Extracted text
------------------------

Okay: while all must sink or swim by their own seaworthiness,
etc., some of the fleet were scuttled in port. I'm fortunate to
have had Candy Neubert sift the entries down to a vaguely
manageable number of a few hundred. Competitions where the judge
reads the entire entry sound much fairer, but they aren't. Apart
from the fact that any system that has more than one judge is
going to be far more reliable, the snow-blindness and poem-happy
hysteria induced by reading three thousand poems in two days has
produced some very bizarre results over the years. Some of them
from me. (I recall one occasion where I almost gave the big money
to a poem called 'To My Dog Benjy* Who Died Under a Landrover
Aged Three Years', or something like it. The asterisk led me to a
footnote which read 'Benjy was a cocker spaniel'. 'Harrowing in
its simplicity', I'd written in the margin, before falling into a
coma at the desk. ) You feel grateful, in the end, for the wrong
things, like nice typing. But you're also able to make some very
clear decisions on what's a poem and what isn't. Not here: there
are almost no entries I can cheerfully mark up with a NAH, and
set to one side. No bits of pot pourri fell from the sheets, and
no cats were drawn in the margin. I read nothing in copperplate
fonts, crayon or blood, and for the first time I felt safe enough
not to check for acrostic death threats. Angels, are usual, were
overrepresented - which suggests they must have been epidemic in
the entry as a whole. At least the ones I saw had a sense of
humour. But all these poems insist on being read, and most
re-read. This'll take ages.
The only thing you can do in these circumstances is harden up
your critical criteria. So I've decided that I want a poem with
an interesting argument or point to make, or a compelling story
to tell. That rules out a fair few. Lots of poems here sound like
poems, and often very beautifully - but they don't make the shape
of poems, and they have no great imaginative or dramatic
proposition that makes me excited about the prospect of reading
them again. Others have no real structural armature, and are
really just bunch of fine images strung together, with no sense
that the constituent parts are in the service of a greater whole.

------------------------

Entries shown
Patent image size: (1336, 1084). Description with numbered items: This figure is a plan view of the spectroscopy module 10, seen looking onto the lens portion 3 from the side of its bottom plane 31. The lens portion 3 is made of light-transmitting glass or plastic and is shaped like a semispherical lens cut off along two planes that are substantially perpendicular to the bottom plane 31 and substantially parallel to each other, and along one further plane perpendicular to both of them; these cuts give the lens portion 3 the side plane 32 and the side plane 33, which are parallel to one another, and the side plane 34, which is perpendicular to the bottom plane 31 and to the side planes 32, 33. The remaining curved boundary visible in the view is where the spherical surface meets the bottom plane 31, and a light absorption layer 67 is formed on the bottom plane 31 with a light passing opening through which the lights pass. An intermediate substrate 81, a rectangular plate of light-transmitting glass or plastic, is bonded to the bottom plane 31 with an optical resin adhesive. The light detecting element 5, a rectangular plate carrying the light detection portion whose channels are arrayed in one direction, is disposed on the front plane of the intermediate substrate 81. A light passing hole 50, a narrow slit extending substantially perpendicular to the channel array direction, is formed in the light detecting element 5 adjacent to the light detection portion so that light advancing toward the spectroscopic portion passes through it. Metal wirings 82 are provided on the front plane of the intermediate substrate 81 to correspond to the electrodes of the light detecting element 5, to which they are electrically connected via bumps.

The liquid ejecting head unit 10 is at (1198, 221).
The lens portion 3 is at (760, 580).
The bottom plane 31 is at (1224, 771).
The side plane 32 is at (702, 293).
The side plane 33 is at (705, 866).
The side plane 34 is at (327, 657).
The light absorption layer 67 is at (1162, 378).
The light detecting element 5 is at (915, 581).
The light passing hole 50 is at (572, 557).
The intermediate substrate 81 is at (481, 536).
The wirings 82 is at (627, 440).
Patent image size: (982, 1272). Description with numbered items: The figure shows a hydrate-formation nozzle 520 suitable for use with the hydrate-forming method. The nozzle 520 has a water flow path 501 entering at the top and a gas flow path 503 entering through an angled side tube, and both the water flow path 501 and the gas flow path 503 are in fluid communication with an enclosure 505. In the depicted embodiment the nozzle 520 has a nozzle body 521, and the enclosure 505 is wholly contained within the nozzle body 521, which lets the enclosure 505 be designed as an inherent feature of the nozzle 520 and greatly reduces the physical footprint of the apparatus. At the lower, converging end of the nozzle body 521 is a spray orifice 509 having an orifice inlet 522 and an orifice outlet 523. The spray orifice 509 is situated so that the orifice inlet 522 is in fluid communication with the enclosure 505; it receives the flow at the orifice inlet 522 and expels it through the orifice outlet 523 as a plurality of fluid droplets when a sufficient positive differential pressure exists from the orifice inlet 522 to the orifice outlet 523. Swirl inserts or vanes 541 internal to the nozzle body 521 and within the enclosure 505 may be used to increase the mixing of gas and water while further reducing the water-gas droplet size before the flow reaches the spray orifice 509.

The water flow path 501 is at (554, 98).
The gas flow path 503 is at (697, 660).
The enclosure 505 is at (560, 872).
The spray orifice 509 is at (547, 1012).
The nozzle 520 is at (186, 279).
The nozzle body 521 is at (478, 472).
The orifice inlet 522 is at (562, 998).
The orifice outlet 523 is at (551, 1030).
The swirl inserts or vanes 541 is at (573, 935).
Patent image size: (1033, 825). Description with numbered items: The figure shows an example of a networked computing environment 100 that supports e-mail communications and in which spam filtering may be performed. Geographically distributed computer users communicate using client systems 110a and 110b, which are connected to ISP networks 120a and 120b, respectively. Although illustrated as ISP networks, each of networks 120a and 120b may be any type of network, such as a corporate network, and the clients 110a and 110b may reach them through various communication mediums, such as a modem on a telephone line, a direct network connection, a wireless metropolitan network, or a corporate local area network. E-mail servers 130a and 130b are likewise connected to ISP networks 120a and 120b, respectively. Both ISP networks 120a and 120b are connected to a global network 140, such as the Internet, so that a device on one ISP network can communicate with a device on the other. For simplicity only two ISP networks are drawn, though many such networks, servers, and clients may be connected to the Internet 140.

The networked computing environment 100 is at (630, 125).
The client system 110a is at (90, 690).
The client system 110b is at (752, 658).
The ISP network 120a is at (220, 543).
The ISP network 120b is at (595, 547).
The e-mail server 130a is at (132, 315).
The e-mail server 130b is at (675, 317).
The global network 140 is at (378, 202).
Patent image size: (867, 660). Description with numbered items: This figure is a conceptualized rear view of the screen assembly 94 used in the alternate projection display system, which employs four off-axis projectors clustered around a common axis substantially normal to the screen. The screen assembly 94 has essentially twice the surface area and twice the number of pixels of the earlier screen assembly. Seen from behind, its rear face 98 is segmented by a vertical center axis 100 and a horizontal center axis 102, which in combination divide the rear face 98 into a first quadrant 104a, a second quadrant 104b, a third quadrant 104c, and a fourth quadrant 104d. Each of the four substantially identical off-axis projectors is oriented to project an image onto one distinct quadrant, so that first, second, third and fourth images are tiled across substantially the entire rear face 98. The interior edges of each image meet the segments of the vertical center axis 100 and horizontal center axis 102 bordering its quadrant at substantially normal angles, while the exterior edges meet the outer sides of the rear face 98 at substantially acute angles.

------------------------

Direction 1
Answer these questions from the poetry competition report:
(a) Who sifted the entries down to a few hundred?
(b) What did the footnote to the poem about Benjy say?
(c) What did the judge decide a poem must have, after hardening the critical criteria?
Direction 2
Copy out everything in the poetry competition report from "The only thing" down to "a greater whole.".

Full response 1
(a) Candy Neubert.
(b) 'Benjy was a cocker spaniel'.
(c) An interesting argument or point to make, or a compelling story to tell.

Full response 2
The only thing you can do in these circumstances is harden up
your critical criteria. So I've decided that I want a poem with
an interesting argument or point to make, or a compelling story
to tell. That rules out a fair few. Lots of poems here sound like
poems, and often very beautifully - but they don't make the shape
of poems, and they have no great imaginative or dramatic
proposition that makes me excited about the prospect of reading
them again. Others have no real structural armature, and are
really just bunch of fine images strung together, with no sense
that the constituent parts are in the service of a greater whole.